### Problem description
Each line of the listing must be transcribed exactly, except for the images, which should be excluded.

— begin Information provided —

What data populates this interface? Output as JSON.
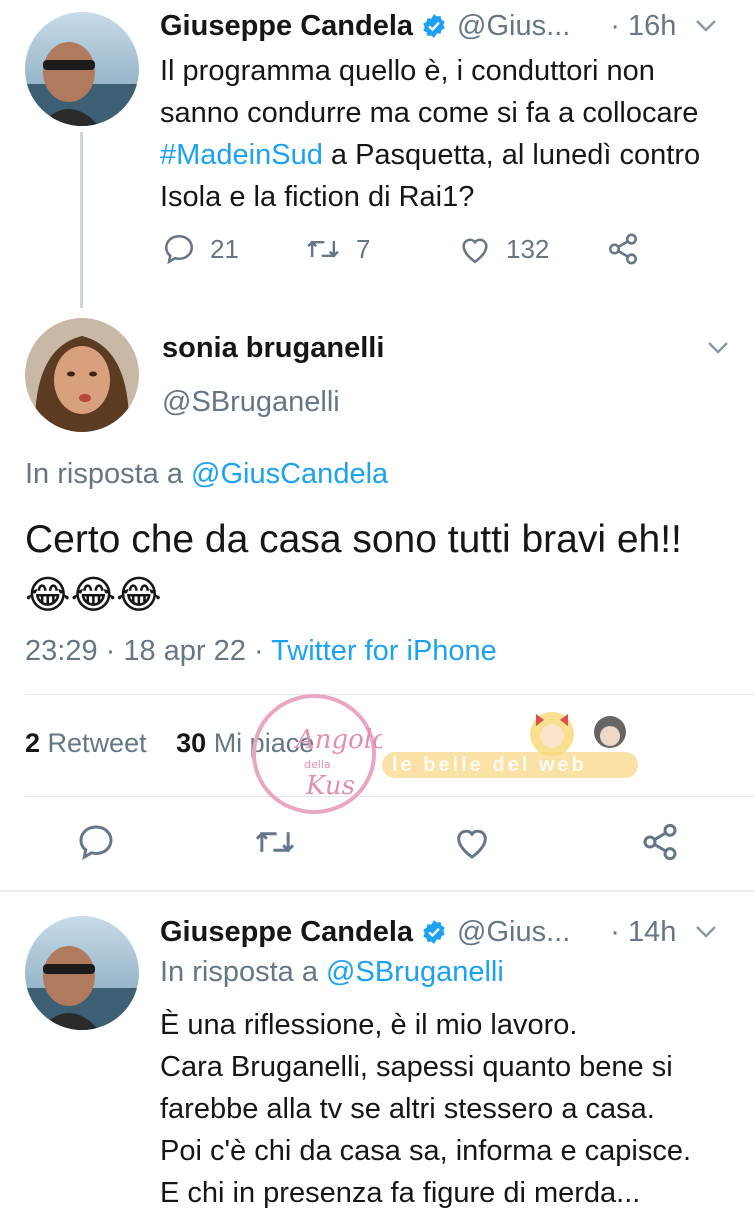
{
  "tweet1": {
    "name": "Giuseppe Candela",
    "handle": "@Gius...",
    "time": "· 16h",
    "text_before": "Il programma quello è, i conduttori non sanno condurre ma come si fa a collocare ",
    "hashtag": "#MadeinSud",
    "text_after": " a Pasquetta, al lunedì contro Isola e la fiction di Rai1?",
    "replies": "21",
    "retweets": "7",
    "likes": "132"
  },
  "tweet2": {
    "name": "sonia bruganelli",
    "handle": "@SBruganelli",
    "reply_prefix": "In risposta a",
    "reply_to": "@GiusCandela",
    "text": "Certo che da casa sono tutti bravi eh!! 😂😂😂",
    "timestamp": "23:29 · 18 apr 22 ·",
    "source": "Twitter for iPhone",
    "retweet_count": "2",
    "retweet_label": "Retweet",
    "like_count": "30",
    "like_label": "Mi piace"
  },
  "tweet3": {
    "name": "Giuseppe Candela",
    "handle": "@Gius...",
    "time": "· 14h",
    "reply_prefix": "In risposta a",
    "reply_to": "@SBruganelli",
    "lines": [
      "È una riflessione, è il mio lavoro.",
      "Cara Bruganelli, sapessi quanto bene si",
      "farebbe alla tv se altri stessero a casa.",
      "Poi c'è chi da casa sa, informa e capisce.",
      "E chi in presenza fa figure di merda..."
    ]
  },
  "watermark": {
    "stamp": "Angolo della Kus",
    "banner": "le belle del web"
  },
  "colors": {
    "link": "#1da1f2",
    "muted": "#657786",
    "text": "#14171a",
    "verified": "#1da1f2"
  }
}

— end Information provided —

### Exercise response
What data populates this interface? Output as JSON.
{
  "tweet1": {
    "name": "Giuseppe Candela",
    "handle": "@Gius...",
    "time": "· 16h",
    "text_before": "Il programma quello è, i conduttori non sanno condurre ma come si fa a collocare ",
    "hashtag": "#MadeinSud",
    "text_after": " a Pasquetta, al lunedì contro Isola e la fiction di Rai1?",
    "replies": "21",
    "retweets": "7",
    "likes": "132"
  },
  "tweet2": {
    "name": "sonia bruganelli",
    "handle": "@SBruganelli",
    "reply_prefix": "In risposta a",
    "reply_to": "@GiusCandela",
    "text": "Certo che da casa sono tutti bravi eh!! 😂😂😂",
    "timestamp": "23:29 · 18 apr 22 ·",
    "source": "Twitter for iPhone",
    "retweet_count": "2",
    "retweet_label": "Retweet",
    "like_count": "30",
    "like_label": "Mi piace"
  },
  "tweet3": {
    "name": "Giuseppe Candela",
    "handle": "@Gius...",
    "time": "· 14h",
    "reply_prefix": "In risposta a",
    "reply_to": "@SBruganelli",
    "lines": [
      "È una riflessione, è il mio lavoro.",
      "Cara Bruganelli, sapessi quanto bene si",
      "farebbe alla tv se altri stessero a casa.",
      "Poi c'è chi da casa sa, informa e capisce.",
      "E chi in presenza fa figure di merda..."
    ]
  },
  "watermark": {
    "stamp": "Angolo della Kus",
    "banner": "le belle del web"
  },
  "colors": {
    "link": "#1da1f2",
    "muted": "#657786",
    "text": "#14171a",
    "verified": "#1da1f2"
  }
}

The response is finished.